**REQUIRED TASK**
Using the material below, copy every line where "мастеру" appears.
--- START OF PROVIDED ENTRIES ---
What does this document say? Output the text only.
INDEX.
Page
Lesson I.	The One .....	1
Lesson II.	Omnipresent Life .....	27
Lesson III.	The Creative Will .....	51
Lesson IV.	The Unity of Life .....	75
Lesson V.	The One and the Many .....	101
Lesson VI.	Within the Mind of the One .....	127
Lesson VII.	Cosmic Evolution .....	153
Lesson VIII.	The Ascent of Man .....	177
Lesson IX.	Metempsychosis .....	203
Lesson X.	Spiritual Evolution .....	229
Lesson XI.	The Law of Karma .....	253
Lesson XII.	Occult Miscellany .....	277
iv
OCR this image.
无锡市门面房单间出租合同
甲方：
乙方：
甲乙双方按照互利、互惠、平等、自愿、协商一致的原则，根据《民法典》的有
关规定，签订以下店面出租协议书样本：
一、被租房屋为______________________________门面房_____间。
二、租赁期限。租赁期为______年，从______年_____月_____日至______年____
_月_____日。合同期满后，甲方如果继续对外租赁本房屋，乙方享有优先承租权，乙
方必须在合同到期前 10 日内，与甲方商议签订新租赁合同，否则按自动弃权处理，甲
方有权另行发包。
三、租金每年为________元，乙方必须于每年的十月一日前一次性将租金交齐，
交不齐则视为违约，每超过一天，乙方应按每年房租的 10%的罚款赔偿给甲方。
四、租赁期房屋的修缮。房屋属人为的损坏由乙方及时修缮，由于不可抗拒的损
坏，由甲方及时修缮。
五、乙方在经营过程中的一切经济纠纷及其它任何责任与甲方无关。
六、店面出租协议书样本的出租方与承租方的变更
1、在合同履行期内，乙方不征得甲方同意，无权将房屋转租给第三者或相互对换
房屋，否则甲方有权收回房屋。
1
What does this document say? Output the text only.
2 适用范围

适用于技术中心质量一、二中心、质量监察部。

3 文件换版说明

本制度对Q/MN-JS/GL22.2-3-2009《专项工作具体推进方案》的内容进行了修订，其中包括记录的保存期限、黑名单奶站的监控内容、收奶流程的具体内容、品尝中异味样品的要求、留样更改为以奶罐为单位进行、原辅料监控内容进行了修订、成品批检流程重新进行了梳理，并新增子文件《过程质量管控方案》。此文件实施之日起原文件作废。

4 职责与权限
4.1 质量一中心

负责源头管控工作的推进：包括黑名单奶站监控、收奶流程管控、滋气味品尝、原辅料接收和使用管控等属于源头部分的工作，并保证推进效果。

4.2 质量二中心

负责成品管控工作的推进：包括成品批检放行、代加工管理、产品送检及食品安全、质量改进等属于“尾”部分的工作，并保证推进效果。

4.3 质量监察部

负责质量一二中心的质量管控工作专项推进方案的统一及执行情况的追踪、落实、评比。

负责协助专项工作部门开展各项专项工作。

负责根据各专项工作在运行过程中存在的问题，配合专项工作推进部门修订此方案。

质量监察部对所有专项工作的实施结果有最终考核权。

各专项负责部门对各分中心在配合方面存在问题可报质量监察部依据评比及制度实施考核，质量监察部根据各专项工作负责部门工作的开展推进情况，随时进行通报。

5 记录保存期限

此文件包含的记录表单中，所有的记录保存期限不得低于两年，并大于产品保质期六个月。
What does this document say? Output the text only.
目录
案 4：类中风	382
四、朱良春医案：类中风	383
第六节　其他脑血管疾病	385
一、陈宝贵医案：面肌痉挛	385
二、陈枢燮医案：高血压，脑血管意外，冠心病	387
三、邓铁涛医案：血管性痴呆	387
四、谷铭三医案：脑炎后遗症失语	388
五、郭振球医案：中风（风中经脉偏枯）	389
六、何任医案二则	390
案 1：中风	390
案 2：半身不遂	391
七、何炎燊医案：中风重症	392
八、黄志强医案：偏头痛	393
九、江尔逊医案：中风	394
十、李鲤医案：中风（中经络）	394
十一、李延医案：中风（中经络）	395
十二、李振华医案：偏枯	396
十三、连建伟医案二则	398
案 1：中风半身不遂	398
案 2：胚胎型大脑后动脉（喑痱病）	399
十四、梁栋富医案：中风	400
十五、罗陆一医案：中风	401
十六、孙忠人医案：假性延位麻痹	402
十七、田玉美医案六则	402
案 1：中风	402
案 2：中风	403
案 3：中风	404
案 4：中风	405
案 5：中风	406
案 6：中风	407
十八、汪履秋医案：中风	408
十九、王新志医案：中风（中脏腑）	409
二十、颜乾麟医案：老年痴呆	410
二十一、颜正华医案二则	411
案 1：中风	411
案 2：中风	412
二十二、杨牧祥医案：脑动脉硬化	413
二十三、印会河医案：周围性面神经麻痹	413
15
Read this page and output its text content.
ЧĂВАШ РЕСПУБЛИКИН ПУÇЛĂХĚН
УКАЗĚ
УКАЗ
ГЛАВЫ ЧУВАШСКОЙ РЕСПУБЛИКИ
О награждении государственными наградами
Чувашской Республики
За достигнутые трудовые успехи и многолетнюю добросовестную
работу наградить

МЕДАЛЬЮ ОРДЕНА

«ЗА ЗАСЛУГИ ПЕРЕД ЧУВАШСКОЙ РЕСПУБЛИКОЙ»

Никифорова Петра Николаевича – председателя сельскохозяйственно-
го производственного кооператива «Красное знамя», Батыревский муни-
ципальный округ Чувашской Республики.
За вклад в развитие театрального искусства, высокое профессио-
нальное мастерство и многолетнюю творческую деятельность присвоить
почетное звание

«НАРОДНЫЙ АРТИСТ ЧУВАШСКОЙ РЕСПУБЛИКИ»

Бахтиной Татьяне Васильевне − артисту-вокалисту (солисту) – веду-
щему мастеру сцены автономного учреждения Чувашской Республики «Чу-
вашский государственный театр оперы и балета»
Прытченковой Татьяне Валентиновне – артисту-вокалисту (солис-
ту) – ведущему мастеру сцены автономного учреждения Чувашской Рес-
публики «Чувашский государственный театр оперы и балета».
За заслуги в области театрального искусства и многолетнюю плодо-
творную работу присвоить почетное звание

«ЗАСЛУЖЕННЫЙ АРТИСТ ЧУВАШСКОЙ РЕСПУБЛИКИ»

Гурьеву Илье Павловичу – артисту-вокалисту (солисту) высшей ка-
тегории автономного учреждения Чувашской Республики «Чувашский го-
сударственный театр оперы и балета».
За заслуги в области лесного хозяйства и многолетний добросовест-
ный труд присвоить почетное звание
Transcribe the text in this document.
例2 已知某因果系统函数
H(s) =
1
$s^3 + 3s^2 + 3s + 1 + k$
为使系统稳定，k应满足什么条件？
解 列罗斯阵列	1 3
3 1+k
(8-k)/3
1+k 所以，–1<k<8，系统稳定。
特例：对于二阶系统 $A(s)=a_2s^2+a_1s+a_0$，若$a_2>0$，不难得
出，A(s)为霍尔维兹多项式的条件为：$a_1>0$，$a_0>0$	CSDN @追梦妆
--- END OF PROVIDED ENTRIES ---
**SOLUTION**
щему мастеру сцены автономного учреждения Чувашской Республики «Чу-
ту) – ведущему мастеру сцены автономного учреждения Чувашской Рес-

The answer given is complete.